--- What to produce ---
Determine how many lines include the word "this", then give that number and nothing more.

[Extracted records]
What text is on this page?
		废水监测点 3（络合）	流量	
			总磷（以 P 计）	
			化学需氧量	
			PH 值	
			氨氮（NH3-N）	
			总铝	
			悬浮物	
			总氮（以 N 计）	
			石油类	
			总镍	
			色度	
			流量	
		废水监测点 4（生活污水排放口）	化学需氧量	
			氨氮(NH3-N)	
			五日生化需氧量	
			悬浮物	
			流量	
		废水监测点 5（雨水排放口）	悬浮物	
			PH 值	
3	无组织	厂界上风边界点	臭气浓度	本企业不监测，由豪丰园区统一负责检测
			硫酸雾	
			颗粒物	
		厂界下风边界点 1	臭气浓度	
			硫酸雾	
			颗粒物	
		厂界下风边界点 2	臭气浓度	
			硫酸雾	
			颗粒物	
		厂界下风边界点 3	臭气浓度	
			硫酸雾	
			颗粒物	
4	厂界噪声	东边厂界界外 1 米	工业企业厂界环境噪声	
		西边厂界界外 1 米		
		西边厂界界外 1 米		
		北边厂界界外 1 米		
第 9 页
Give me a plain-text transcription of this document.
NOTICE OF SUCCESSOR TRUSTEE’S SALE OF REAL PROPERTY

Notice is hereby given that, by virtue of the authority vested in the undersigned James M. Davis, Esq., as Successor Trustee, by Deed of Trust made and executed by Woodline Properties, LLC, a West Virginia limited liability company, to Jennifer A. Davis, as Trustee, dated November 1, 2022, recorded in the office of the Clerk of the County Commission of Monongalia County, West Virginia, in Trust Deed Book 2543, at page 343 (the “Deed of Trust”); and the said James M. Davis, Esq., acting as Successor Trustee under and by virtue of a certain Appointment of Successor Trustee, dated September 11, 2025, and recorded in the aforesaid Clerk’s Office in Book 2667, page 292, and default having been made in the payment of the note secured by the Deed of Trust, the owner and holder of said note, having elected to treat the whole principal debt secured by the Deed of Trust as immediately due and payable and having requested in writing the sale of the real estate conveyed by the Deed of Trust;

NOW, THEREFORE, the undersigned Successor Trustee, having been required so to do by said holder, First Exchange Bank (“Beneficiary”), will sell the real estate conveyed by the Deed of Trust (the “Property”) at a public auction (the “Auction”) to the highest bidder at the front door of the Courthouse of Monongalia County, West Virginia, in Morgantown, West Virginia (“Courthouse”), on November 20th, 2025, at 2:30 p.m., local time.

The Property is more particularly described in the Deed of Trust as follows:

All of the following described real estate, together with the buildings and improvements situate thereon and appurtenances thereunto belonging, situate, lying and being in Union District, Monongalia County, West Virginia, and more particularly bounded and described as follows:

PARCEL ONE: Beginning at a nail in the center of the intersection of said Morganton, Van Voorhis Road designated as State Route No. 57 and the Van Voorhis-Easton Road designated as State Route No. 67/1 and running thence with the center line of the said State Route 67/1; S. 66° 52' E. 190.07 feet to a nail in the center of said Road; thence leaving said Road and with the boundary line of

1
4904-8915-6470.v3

--- Response ---
2